▶ _PAGE EXTRACT_:
++++++++
Targeting youth for indoctrination is, like binary thinking, hardly unique to terrorists who utilize Islam. The indoctrination of youth stands in high profile within groups whose religious context is non-Muslim as well, whether they are Catholic or Protestant Irish, Hindu militants, or self-immolating Buddhist monks. It also stands in high profile among new religious sects as well as new political, military, and ecological movements. Numbers swell as members’ age scales descend into the twenties. Concentrating on youth constitutes no anomaly within the educational history of larger religious groups and other power structures, just as contemporary religious wars, terrorism, and propaganda have been prefigured for centuries in religious inquisitions.
In sum, repetitive, self-hypnotic formulas; binary thinking; and targeting youth represent three elements in which religious terrorism overlaps with religious indoctrination. Previous inattention to these tactics has invited such severe consequences that it is imperative for political and religious adherents to scrutinize not only suspicious looking or unknown allied sects but also their own traditions for the structure of propagandas so historically interwoven with terrorism. To run one step ahead of indoctrination and propaganda is to remain two steps ahead of religious and political terrorism.
Five features are associated not only with terrorist propagandists but also with other agents of misinformation and manipulation. These methods are even harder to recognize because they don’t always lead to physical destruction.
Behind dogmatism and authoritarian thinking lies anxiety that is driven by an unrealistic appetite for unwarranted certitude. Roman Catholics aren’t the only religious believers who advocate forms of infallibility. Abstracting from beliefs in the certainty of religious leaders, there are other cultural fundamentalists who often speak and act as if their whole group is faultless even if they don’t describe such behavior as dogma. In each case the problem is less a belief in divine guidance and more the drive to substitute authentic evidence with a posture of absolute certitude. Such infallibility is defended more by intense passion than by tradition, as in the high-pitched emotions expressed at gatherings of religious, political, and other cultural fundamentalists.
Whereas doubt constitutes a healthy function within normal processes of humanistic thinking and principles, authoritarian thinking attempts to resolve doubt by transforming it into certitude, either through fiat or through emotional overkill. Believers thereby often become uncompromising in proportion to the self-perceived weakness of their convictions. In short, their voices grow louder when they are less sure of their footing; they become more authoritarian when they are less willing to admit errors. This includes mistakes not only in abusive behavior and coverups but also in doctrinal teachings.
In early stages self-deception and propaganda, like the terrorism that they expedite, can be recognized through doctrinaire denials of error often coupled with impassioned pretense to unwarranted certitude. Wisdom, on the other hand, matures in the measure in which we recognize that acknowledgments of error among leaders strengthen credibility as much or more than they weaken it.
Linked to pursuits of unreasonable certitude is the unmodified self-interest that lies at the essence of ideology. Bias in favor of individual and collective selves transforms reasonable human belief into intransigent ideology. Capitalists blur the lines that separate working theories from ideologies whenever they subordinate ideals like initiative, efficiency, or the creation of wealth to the narrow worlds of their own individual selves or corporate collectivities. Socialists transmute theories about fair social distribution into ideologies whenever they refuse to test their ideas pragmatically and instead proclaim, like Marx, that all programs and movements are ideological except their own. Religious and other believers mutate their tenets into ideology in the dualistic measure that they exclude interactions with the rest of the world.
++++++++
▶ _COLLECTED MATERIAL_:
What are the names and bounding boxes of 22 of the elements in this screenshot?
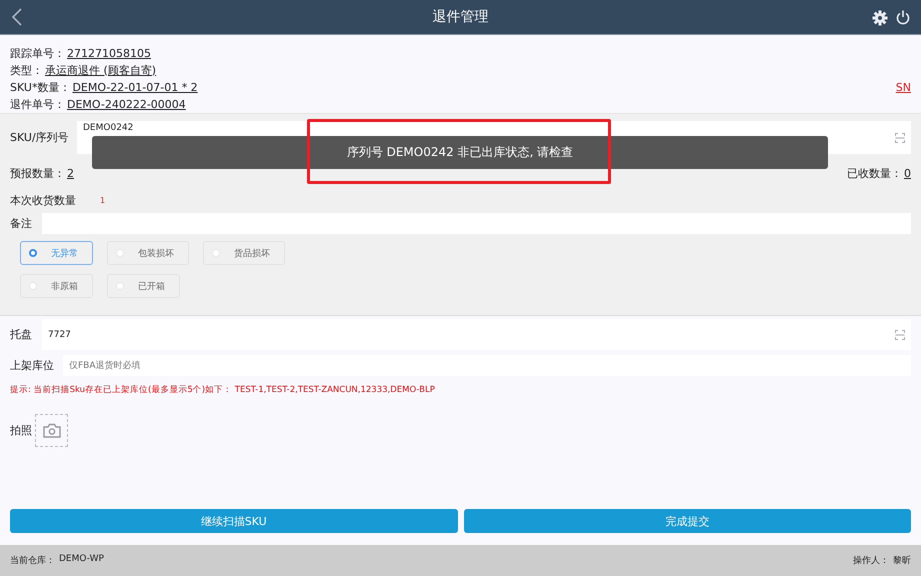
++++++++
▶ _REQUIRED ACTIONS_:
1. In the passage on indoctrination and terrorism, which three elements are said to be shared by religious terrorism and religious indoctrination?
2. Carry on the passage on indoctrination and terrorism, picking up after its final sentence.
The material has no connection to the passage on indoctrination and terrorism.

▶ _SET OF ANSWERS_:
1. Repetitive, self-hypnotic formulas; binary thinking; and targeting youth.

2.
Deceptions by Others
Deceptions by others are as difficult to recognize as self-deception. Why? Because they are so routinely accompanied by sincerity, enthusiasm, and apparent good will. All these elements comprise positive traits which religious fundamentalists share with other persons of both good and dubious will. After all, Nazis and neo-Nazis have been sincere and enthusiastic just as later terrorists have placed the welfare of others above their own. When positive qualities camouflage deception, it isn’t easy to single out propagandists or terrorists from advocates who respect human truth, freedom, and life. Positive traits and good ends may camouflage methods that are morally dubious as well as counter-productive.
Exploitations of Emotions
Exploitations of emotions are similarly taxing to recognize. Emotional manipulation works with unique effectiveness for religious indoctrinators because they so often disclose the truth–sometimes even the whole truth–for questionable motives. Truthful and positive actions help religious and other propagandists go undetected in their ventures to control and manipulate the feelings of others. Granted that People’s Temple leader Jim Jones preached accurately about racial equality and self-discipline, yet the intimidation with which he proposed these messages promoted blind submission to his own claims of authority. The assertion that laudable messages to his disciples were used for emotional manipulation is supported by his effective call for their mass suicide.
Religious and other indoctrinations succeed the more they can be internalized through self-deception.
The slavery of women to men or the subordination of lower economic classes to wealthier ones have become most invasive in the measure that women and lower classes have cooperated by imposing it upon themselves. Capitalist and socialist subordinations of the many to the few remain most effective when subjects delude themselves that everything will either trickle down from the rich to the poor or else will become inherited by a future socialist proletariat. Meanwhile, regard for generations in between the economic extremes gets cast aside.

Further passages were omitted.